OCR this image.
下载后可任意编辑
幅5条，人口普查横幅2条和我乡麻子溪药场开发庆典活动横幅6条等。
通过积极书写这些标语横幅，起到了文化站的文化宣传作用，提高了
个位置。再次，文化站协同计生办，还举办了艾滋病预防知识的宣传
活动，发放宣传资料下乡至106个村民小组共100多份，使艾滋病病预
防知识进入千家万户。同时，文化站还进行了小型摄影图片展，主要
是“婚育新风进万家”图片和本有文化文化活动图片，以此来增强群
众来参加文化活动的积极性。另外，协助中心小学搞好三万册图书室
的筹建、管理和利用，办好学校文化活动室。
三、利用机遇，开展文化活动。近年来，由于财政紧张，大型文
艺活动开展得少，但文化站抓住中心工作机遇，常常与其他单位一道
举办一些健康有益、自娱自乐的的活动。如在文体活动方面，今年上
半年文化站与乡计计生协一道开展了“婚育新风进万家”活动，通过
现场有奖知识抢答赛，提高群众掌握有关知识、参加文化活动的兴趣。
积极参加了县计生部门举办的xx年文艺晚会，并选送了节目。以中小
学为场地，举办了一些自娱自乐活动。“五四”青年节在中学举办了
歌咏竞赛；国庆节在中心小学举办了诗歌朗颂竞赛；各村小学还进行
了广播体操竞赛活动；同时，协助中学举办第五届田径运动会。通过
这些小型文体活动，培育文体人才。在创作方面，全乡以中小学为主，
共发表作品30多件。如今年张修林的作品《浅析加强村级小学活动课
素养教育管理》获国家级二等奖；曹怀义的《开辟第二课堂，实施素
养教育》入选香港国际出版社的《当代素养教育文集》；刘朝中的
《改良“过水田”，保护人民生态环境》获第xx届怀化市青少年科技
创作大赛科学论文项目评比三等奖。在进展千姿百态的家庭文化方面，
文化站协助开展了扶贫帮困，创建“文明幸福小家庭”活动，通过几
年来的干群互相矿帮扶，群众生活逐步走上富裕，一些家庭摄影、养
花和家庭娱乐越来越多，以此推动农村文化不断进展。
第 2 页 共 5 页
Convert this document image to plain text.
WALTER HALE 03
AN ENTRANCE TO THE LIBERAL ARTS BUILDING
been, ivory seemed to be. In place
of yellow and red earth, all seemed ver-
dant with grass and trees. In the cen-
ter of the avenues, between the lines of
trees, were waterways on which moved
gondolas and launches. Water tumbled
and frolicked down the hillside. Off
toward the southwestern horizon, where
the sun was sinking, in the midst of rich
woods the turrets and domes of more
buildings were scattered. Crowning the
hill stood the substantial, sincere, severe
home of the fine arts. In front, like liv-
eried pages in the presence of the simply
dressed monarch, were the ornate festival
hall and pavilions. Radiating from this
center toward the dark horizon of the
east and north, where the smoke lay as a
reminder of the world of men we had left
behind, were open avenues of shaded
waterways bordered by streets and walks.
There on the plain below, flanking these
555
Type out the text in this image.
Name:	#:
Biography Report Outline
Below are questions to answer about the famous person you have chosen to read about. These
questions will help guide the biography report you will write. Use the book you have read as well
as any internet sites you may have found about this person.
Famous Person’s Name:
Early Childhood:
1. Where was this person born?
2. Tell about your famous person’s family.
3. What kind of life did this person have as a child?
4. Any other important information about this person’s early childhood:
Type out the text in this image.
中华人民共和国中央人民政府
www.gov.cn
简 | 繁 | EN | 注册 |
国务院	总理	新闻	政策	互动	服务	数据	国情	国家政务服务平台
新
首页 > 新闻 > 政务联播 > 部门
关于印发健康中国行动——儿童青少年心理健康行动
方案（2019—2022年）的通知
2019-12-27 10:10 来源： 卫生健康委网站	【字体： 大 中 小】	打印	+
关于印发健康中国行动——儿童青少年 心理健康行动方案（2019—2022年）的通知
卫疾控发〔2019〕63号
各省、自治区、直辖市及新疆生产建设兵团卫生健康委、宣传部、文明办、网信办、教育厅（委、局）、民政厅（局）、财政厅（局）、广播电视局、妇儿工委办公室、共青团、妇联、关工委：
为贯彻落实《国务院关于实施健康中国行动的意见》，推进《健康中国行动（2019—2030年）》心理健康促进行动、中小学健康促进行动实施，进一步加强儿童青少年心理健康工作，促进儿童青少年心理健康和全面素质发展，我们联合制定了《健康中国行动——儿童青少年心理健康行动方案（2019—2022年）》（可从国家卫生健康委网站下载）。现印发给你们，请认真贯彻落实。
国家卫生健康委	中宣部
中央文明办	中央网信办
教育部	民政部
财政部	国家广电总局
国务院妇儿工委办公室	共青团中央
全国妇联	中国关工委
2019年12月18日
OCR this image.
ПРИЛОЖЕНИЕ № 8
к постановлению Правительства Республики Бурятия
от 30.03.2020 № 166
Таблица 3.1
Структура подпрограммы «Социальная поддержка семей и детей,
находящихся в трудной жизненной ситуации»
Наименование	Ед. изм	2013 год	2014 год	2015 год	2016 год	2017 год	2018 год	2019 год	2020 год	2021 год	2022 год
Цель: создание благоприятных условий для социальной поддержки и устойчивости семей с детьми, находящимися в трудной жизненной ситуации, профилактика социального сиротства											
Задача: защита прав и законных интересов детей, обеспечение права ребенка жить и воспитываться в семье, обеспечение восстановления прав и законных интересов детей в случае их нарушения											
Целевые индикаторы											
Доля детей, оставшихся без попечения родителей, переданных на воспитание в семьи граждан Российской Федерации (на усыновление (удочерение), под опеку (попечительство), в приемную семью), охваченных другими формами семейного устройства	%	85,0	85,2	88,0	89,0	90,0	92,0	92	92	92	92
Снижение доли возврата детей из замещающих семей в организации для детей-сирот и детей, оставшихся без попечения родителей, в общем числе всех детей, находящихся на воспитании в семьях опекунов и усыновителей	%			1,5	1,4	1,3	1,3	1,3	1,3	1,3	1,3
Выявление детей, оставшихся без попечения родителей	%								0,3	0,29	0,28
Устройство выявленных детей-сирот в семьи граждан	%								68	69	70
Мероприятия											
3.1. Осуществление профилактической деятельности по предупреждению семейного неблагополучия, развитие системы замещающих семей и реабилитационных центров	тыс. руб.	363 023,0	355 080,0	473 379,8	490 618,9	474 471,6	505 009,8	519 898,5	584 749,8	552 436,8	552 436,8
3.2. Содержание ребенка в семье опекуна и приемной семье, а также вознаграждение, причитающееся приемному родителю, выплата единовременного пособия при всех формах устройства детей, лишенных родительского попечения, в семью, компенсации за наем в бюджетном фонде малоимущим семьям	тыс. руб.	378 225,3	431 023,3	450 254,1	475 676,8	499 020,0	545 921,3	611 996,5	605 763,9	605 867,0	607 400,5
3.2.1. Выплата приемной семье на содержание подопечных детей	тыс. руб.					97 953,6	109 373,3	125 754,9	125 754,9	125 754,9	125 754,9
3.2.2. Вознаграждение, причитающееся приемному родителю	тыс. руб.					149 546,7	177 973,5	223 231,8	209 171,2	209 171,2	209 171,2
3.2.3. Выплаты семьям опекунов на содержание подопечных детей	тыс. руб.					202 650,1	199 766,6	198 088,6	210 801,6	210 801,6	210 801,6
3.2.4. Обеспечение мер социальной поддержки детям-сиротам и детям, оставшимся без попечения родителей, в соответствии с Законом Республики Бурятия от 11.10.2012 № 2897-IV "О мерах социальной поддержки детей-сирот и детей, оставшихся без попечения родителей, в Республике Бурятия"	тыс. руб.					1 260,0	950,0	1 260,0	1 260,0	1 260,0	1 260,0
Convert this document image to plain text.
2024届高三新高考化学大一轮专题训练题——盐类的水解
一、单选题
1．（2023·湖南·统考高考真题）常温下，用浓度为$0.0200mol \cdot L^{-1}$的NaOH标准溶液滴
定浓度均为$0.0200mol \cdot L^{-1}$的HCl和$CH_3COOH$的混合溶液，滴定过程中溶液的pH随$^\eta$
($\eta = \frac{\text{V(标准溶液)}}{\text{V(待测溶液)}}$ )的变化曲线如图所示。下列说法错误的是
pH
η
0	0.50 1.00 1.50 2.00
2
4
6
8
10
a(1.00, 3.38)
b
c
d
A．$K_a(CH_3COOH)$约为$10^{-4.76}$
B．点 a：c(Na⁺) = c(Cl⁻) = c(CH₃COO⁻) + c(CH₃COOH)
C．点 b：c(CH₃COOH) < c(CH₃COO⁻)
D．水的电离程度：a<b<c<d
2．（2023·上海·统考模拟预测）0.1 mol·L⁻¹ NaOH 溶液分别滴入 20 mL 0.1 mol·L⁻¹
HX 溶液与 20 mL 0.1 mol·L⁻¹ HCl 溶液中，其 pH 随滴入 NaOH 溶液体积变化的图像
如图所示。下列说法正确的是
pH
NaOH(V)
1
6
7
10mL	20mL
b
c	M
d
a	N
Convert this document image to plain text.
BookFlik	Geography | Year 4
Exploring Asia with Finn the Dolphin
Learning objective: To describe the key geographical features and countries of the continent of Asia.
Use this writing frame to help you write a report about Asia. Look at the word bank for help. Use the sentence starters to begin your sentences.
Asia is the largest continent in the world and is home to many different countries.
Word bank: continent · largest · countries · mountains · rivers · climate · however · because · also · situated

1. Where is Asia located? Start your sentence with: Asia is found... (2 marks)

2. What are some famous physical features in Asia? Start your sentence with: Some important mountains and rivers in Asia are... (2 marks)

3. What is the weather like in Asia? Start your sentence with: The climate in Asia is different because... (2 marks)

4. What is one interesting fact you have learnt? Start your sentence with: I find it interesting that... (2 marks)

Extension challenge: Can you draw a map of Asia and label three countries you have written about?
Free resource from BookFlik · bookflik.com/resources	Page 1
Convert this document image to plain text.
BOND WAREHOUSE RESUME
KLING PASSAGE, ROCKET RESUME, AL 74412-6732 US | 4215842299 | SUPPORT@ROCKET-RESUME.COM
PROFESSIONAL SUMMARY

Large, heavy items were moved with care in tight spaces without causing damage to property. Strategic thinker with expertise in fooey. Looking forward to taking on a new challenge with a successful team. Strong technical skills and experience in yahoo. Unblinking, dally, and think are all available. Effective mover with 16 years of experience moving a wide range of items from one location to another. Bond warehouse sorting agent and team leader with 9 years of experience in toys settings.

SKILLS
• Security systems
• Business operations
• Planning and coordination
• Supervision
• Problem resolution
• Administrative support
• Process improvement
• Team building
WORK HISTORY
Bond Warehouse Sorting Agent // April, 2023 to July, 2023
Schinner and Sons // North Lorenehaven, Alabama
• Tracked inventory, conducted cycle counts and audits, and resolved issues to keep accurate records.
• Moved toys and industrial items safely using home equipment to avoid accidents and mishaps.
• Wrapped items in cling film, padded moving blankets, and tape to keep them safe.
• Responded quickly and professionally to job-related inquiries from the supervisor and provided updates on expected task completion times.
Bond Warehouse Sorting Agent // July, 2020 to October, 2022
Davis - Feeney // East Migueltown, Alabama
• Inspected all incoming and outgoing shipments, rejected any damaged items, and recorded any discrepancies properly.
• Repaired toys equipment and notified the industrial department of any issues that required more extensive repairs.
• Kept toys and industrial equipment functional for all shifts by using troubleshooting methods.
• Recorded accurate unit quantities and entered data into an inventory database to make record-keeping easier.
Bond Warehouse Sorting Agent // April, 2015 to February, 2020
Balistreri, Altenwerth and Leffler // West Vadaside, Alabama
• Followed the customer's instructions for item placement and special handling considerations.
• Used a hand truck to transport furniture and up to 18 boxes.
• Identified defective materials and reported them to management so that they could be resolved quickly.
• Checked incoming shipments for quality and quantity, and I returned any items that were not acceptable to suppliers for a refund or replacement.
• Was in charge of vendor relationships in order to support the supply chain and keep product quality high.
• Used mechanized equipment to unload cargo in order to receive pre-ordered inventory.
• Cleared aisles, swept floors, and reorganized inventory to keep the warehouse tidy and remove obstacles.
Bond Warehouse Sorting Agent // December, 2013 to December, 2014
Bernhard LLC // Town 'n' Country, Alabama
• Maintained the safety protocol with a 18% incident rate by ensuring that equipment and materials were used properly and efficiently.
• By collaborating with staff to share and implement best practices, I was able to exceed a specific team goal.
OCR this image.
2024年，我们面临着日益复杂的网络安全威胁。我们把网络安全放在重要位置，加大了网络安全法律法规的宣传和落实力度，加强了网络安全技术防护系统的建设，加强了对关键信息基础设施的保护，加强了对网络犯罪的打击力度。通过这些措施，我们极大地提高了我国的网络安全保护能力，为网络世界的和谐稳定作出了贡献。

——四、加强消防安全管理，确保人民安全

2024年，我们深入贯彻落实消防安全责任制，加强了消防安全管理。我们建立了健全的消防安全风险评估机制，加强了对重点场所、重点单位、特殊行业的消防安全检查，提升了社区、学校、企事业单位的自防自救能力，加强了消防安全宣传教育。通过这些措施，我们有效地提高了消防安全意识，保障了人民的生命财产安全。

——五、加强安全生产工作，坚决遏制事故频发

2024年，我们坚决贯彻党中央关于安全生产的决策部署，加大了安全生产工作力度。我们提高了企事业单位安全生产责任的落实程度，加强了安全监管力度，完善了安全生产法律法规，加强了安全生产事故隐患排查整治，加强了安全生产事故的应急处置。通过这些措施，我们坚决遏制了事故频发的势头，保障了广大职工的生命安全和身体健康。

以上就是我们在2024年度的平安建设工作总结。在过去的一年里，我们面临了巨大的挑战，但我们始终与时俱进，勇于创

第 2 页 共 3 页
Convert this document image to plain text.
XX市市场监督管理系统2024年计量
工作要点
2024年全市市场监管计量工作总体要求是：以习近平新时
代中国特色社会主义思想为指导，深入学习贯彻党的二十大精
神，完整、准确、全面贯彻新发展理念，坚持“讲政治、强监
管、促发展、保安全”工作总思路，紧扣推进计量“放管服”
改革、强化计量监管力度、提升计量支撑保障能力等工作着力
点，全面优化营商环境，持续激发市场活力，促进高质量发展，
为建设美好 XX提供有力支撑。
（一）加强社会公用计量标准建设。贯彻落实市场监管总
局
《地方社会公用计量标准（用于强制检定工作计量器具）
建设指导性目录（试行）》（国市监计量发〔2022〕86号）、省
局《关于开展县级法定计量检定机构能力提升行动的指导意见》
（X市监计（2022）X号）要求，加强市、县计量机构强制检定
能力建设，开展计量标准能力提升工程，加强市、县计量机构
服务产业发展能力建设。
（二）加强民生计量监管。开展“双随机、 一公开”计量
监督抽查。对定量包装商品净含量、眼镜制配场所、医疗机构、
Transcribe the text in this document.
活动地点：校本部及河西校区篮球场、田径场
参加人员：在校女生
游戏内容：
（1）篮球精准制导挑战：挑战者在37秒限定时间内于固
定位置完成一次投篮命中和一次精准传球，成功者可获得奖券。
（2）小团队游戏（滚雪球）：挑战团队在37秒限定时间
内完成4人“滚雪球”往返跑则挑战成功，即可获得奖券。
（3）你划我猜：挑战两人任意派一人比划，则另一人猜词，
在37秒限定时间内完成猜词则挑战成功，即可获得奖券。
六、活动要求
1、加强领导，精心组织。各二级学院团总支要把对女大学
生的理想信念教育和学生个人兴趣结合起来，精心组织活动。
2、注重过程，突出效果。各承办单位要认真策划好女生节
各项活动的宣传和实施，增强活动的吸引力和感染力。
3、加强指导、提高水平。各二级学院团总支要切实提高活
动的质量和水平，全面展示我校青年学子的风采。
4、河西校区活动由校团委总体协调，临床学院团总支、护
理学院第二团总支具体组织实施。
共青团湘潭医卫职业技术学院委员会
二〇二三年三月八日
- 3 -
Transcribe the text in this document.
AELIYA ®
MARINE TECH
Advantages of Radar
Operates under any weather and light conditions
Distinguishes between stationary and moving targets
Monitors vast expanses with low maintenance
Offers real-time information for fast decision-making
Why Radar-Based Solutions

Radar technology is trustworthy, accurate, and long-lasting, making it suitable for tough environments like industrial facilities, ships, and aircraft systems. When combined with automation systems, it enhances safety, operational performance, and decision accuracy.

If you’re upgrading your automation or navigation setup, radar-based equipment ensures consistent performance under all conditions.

**WHAT YOU SHOULD DO:**
Report how many lines contain "avenues". Give nothing but the number.

**FULL SOLUTION:**
2